• _Task brief_
Can all of these lines be returned exactly?

• _Provided data_
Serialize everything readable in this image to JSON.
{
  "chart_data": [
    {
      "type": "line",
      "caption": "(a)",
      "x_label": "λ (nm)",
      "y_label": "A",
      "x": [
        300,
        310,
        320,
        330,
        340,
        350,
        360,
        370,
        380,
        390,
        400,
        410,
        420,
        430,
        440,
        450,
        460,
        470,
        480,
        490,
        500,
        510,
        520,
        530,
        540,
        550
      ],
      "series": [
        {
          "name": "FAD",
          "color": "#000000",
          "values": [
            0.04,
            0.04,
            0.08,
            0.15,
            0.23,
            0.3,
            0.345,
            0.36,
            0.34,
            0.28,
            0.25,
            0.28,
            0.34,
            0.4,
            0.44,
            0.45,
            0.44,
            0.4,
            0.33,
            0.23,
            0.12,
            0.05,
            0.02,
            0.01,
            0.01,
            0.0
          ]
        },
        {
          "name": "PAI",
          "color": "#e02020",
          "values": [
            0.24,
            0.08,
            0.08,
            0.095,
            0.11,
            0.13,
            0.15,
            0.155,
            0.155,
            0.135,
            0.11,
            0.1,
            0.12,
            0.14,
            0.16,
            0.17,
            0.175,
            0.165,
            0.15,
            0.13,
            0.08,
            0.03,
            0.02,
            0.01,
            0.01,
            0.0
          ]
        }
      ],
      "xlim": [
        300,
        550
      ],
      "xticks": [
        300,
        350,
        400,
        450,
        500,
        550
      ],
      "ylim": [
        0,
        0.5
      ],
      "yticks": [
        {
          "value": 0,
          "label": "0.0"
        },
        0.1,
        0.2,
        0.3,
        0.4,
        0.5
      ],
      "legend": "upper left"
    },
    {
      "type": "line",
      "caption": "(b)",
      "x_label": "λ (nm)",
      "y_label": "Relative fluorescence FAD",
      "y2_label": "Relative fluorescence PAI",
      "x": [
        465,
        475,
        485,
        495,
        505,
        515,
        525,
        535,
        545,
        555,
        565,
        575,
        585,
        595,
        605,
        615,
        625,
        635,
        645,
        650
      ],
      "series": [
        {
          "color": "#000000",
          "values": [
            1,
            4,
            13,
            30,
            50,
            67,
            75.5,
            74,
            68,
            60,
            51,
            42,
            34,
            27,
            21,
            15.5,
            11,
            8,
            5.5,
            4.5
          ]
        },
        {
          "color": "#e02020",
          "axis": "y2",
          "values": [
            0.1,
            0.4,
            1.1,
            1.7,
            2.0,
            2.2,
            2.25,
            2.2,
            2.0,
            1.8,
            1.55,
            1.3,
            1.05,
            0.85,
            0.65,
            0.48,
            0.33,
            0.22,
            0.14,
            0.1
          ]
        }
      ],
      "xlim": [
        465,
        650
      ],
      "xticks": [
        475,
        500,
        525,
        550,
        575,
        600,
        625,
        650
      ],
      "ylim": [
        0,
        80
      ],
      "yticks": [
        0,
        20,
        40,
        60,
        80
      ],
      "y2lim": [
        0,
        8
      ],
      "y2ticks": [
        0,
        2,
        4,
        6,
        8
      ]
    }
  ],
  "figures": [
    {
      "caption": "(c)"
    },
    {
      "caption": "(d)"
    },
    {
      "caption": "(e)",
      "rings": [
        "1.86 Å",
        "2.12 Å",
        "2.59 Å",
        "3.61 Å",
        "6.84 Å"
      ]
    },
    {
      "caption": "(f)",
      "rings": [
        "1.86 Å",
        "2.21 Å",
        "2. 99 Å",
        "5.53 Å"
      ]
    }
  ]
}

• _Complete output_
Serialize everything readable in this image to JSON.
{
  "chart_data": [
    {
      "type": "line",
      "caption": "(a)",
      "x_label": "λ (nm)",
      "y_label": "A",
      "x": [
        300,
        310,
        320,
        330,
        340,
        350,
        360,
        370,
        380,
        390,
        400,
        410,
        420,
        430,
        440,
        450,
        460,
        470,
        480,
        490,
        500,
        510,
        520,
        530,
        540,
        550
      ],
      "series": [
        {
          "name": "FAD",
          "color": "#000000",
          "values": [
            0.04,
            0.04,
            0.08,
            0.15,
            0.23,
            0.3,
            0.345,
            0.36,
            0.34,
            0.28,
            0.25,
            0.28,
            0.34,
            0.4,
            0.44,
            0.45,
            0.44,
            0.4,
            0.33,
            0.23,
            0.12,
            0.05,
            0.02,
            0.01,
            0.01,
            0.0
          ]
        },
        {
          "name": "PAI",
          "color": "#e02020",
          "values": [
            0.24,
            0.08,
            0.08,
            0.095,
            0.11,
            0.13,
            0.15,
            0.155,
            0.155,
            0.135,
            0.11,
            0.1,
            0.12,
            0.14,
            0.16,
            0.17,
            0.175,
            0.165,
            0.15,
            0.13,
            0.08,
            0.03,
            0.02,
            0.01,
            0.01,
            0.0
          ]
        }
      ],
      "xlim": [
        300,
        550
      ],
      "xticks": [
        300,
        350,
        400,
        450,
        500,
        550
      ],
      "ylim": [
        0,
        0.5
      ],
      "yticks": [
        {
          "value": 0,
          "label": "0.0"
        },
        0.1,
        0.2,
        0.3,
        0.4,
        0.5
      ],
      "legend": "upper left"
    },
    {
      "type": "line",
      "caption": "(b)",
      "x_label": "λ (nm)",
      "y_label": "Relative fluorescence FAD",
      "y2_label": "Relative fluorescence PAI",
      "x": [
        465,
        475,
        485,
        495,
        505,
        515,
        525,
        535,
        545,
        555,
        565,
        575,
        585,
        595,
        605,
        615,
        625,
        635,
        645,
        650
      ],
      "series": [
        {
          "color": "#000000",
          "values": [
            1,
            4,
            13,
            30,
            50,
            67,
            75.5,
            74,
            68,
            60,
            51,
            42,
            34,
            27,
            21,
            15.5,
            11,
            8,
            5.5,
            4.5
          ]
        },
        {
          "color": "#e02020",
          "axis": "y2",
          "values": [
            0.1,
            0.4,
            1.1,
            1.7,
            2.0,
            2.2,
            2.25,
            2.2,
            2.0,
            1.8,
            1.55,
            1.3,
            1.05,
            0.85,
            0.65,
            0.48,
            0.33,
            0.22,
            0.14,
            0.1
          ]
        }
      ],
      "xlim": [
        465,
        650
      ],
      "xticks": [
        475,
        500,
        525,
        550,
        575,
        600,
        625,
        650
      ],
      "ylim": [
        0,
        80
      ],
      "yticks": [
        0,
        20,
        40,
        60,
        80
      ],
      "y2lim": [
        0,
        8
      ],
      "y2ticks": [
        0,
        2,
        4,
        6,
        8
      ]
    }
  ],
  "figures": [
    {
      "caption": "(c)"
    },
    {
      "caption": "(d)"
    },
    {
      "caption": "(e)",
      "rings": [
        "1.86 Å",
        "2.12 Å",
        "2.59 Å",
        "3.61 Å",
        "6.84 Å"
      ]
    },
    {
      "caption": "(f)",
      "rings": [
        "1.86 Å",
        "2.21 Å",
        "2. 99 Å",
        "5.53 Å"
      ]
    }
  ]
}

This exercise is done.